- **MATERIALS PROVIDED**:
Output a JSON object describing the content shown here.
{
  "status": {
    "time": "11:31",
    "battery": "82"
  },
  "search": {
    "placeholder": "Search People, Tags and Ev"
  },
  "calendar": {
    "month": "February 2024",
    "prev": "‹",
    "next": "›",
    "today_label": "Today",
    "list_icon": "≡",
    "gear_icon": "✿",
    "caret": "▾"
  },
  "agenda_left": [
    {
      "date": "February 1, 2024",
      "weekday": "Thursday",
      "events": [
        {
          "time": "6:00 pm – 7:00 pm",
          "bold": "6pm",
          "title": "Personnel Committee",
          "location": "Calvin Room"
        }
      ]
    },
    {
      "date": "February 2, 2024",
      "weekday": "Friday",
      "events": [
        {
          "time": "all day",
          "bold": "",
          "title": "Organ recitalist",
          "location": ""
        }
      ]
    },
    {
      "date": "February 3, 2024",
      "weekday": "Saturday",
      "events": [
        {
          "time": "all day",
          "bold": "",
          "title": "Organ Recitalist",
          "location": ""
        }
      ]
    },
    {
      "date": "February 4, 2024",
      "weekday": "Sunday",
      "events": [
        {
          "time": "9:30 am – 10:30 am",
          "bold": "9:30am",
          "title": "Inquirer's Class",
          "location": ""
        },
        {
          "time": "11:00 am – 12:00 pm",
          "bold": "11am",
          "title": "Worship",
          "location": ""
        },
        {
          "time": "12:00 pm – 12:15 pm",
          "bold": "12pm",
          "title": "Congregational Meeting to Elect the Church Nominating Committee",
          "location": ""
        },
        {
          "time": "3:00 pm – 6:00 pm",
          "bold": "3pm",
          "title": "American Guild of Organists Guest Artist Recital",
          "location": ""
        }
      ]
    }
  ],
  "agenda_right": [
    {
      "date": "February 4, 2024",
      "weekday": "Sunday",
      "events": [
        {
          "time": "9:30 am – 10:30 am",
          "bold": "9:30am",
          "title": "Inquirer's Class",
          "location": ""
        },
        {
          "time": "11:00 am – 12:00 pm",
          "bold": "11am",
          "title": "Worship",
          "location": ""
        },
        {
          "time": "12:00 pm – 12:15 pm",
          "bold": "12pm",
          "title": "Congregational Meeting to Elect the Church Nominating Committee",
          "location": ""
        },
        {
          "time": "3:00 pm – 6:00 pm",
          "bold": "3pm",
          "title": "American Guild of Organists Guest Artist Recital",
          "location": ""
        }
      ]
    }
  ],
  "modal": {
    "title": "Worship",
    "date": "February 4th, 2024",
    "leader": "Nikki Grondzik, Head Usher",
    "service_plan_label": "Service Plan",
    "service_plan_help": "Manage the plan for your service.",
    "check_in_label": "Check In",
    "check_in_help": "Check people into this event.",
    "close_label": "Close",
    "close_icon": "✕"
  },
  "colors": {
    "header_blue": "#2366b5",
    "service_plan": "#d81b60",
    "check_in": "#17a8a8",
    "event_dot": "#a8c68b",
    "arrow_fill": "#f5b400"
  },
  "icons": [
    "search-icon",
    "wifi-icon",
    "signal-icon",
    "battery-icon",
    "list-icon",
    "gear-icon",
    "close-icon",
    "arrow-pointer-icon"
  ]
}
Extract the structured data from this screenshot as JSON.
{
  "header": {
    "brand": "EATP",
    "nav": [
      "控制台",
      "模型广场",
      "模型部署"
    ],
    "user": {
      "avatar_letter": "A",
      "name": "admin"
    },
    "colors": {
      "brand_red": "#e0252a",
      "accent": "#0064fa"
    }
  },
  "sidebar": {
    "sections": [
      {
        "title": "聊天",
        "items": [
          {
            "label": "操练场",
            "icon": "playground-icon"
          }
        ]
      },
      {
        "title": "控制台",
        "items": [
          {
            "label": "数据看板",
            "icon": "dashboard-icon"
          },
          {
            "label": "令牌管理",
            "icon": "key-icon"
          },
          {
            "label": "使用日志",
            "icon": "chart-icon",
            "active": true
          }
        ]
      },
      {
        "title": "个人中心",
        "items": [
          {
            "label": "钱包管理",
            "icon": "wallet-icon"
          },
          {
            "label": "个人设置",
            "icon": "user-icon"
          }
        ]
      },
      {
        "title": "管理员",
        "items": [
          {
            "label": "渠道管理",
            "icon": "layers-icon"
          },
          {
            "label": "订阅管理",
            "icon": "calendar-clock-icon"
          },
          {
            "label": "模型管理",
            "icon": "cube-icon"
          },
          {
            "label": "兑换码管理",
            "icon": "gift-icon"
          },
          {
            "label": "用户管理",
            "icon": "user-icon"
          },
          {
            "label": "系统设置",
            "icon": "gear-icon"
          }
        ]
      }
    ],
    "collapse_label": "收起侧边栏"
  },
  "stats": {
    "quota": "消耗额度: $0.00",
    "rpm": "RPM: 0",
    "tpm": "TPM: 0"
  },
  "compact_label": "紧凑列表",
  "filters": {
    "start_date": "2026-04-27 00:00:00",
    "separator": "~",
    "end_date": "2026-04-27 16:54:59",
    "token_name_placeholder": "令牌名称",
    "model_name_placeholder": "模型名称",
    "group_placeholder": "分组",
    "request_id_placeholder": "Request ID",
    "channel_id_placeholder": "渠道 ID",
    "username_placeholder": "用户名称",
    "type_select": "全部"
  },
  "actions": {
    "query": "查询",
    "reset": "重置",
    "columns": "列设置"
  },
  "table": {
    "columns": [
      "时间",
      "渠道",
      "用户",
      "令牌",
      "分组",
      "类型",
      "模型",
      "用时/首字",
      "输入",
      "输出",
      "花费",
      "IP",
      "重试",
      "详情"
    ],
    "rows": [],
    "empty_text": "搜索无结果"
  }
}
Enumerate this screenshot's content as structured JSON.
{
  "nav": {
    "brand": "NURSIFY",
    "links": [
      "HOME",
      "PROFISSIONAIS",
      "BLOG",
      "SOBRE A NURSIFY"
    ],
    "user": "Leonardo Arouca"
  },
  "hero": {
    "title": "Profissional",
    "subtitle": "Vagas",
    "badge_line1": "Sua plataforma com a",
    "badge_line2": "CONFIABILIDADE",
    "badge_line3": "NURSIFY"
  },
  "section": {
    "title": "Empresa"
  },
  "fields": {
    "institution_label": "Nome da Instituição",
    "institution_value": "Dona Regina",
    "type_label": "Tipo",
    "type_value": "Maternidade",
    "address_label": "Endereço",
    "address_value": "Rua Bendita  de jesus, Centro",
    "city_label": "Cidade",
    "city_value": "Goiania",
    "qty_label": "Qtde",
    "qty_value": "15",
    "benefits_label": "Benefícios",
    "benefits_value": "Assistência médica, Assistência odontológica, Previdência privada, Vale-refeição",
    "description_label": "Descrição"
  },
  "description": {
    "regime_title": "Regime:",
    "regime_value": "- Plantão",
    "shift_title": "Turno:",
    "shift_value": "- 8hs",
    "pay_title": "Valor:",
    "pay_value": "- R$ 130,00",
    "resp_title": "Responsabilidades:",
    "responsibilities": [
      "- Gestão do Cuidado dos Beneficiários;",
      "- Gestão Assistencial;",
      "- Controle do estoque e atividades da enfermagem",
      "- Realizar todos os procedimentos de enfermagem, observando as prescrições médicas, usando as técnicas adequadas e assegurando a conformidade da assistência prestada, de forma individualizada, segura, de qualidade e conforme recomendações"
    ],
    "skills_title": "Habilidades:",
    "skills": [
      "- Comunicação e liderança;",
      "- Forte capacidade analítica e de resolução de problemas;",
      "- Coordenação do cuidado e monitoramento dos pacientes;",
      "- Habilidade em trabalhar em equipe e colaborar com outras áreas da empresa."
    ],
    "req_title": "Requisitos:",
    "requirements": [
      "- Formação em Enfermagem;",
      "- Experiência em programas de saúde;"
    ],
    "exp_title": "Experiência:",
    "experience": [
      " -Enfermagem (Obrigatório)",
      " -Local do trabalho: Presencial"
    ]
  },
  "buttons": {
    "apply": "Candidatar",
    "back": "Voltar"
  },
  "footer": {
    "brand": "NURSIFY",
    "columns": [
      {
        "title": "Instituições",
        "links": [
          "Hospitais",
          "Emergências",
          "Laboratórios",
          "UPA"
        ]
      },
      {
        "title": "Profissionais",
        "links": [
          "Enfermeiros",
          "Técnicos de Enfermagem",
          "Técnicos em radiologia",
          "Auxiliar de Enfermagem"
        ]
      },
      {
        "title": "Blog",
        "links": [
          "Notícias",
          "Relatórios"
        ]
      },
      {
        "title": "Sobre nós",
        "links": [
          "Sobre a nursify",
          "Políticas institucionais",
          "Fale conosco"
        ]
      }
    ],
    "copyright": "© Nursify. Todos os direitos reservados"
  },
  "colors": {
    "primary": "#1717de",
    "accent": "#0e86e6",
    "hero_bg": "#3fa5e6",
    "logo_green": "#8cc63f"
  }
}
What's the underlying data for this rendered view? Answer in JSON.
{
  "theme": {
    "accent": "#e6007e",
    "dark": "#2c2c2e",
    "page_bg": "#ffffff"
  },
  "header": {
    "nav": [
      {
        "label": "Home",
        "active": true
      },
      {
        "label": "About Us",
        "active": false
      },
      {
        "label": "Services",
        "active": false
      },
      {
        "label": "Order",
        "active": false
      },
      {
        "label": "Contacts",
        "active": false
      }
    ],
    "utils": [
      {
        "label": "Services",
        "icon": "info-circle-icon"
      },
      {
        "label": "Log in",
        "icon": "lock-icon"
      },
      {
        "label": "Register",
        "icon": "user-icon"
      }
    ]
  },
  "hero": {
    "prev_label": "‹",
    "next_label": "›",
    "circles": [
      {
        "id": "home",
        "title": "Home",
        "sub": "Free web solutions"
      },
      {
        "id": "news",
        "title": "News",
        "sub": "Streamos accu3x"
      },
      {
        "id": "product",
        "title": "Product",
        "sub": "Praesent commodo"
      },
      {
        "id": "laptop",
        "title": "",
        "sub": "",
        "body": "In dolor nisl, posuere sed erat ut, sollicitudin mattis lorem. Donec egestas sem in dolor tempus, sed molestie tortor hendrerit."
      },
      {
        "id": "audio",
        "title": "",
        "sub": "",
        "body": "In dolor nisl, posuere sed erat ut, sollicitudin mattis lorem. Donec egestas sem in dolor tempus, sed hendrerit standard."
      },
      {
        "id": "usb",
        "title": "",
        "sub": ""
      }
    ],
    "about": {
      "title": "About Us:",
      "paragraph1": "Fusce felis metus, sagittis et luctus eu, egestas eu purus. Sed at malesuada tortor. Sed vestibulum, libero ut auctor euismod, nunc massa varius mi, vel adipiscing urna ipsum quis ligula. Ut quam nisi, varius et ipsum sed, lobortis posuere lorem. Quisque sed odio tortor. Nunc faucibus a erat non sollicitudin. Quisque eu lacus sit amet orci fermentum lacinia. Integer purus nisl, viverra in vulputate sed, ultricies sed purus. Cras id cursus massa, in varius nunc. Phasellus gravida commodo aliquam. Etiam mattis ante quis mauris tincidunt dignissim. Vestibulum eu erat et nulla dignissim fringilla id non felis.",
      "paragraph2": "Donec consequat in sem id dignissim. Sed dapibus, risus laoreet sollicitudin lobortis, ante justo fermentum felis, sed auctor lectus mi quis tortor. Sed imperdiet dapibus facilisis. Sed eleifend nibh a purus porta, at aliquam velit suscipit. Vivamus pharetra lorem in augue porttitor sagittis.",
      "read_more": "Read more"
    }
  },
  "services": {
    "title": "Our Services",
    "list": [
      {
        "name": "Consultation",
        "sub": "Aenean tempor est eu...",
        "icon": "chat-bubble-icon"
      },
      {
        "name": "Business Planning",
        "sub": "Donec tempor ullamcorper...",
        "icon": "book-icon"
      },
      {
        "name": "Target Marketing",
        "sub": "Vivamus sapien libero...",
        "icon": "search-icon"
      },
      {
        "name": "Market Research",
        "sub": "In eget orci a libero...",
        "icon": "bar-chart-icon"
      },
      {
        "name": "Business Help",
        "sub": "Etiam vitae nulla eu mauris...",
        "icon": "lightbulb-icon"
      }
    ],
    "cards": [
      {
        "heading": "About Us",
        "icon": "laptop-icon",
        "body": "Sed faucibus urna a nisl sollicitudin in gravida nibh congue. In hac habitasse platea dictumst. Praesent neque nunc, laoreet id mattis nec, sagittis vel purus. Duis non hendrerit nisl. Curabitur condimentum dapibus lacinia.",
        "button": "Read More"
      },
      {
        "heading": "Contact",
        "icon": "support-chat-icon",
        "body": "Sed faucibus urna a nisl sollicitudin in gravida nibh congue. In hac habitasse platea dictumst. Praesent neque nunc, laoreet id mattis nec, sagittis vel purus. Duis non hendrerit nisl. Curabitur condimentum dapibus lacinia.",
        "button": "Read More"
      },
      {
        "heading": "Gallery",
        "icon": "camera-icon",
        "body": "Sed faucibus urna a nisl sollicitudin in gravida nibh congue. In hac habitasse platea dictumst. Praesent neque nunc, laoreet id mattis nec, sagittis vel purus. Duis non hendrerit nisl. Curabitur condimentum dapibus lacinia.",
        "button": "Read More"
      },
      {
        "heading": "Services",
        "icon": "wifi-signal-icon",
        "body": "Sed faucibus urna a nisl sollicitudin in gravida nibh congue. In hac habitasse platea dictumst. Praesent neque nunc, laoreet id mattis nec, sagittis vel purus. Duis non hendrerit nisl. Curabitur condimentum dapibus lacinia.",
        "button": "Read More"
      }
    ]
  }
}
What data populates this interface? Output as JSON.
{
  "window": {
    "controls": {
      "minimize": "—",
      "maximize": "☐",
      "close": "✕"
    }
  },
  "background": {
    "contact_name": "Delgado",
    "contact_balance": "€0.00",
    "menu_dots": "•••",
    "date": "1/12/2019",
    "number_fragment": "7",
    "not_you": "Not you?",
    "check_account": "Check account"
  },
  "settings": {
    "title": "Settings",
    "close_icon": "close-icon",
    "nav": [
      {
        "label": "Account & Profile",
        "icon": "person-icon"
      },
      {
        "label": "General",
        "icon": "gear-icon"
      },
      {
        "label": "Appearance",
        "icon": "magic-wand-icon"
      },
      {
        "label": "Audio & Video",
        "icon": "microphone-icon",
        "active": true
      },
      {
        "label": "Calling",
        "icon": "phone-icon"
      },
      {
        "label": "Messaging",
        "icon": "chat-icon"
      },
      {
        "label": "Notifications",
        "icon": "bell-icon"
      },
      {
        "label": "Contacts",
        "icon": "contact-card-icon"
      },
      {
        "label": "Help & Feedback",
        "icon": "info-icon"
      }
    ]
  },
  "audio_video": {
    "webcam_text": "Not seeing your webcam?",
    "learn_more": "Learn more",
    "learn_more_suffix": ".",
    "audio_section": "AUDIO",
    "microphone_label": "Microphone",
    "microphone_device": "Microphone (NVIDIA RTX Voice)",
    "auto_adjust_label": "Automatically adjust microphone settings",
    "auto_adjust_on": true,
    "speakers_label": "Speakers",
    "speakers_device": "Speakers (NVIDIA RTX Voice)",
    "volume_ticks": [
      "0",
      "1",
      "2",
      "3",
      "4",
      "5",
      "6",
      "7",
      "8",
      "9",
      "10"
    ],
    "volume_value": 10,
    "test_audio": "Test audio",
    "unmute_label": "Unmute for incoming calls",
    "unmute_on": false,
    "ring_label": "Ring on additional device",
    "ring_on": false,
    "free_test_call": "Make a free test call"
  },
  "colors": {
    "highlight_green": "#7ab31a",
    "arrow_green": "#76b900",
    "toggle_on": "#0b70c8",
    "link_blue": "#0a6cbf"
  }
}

- **WRITTEN REQUEST**: Find the lines above that include the string "Voice" and copy them.

- **ANSWER FOR THIS EXERCISE**:
    "microphone_device": "Microphone (NVIDIA RTX Voice)",
    "speakers_device": "Speakers (NVIDIA RTX Voice)",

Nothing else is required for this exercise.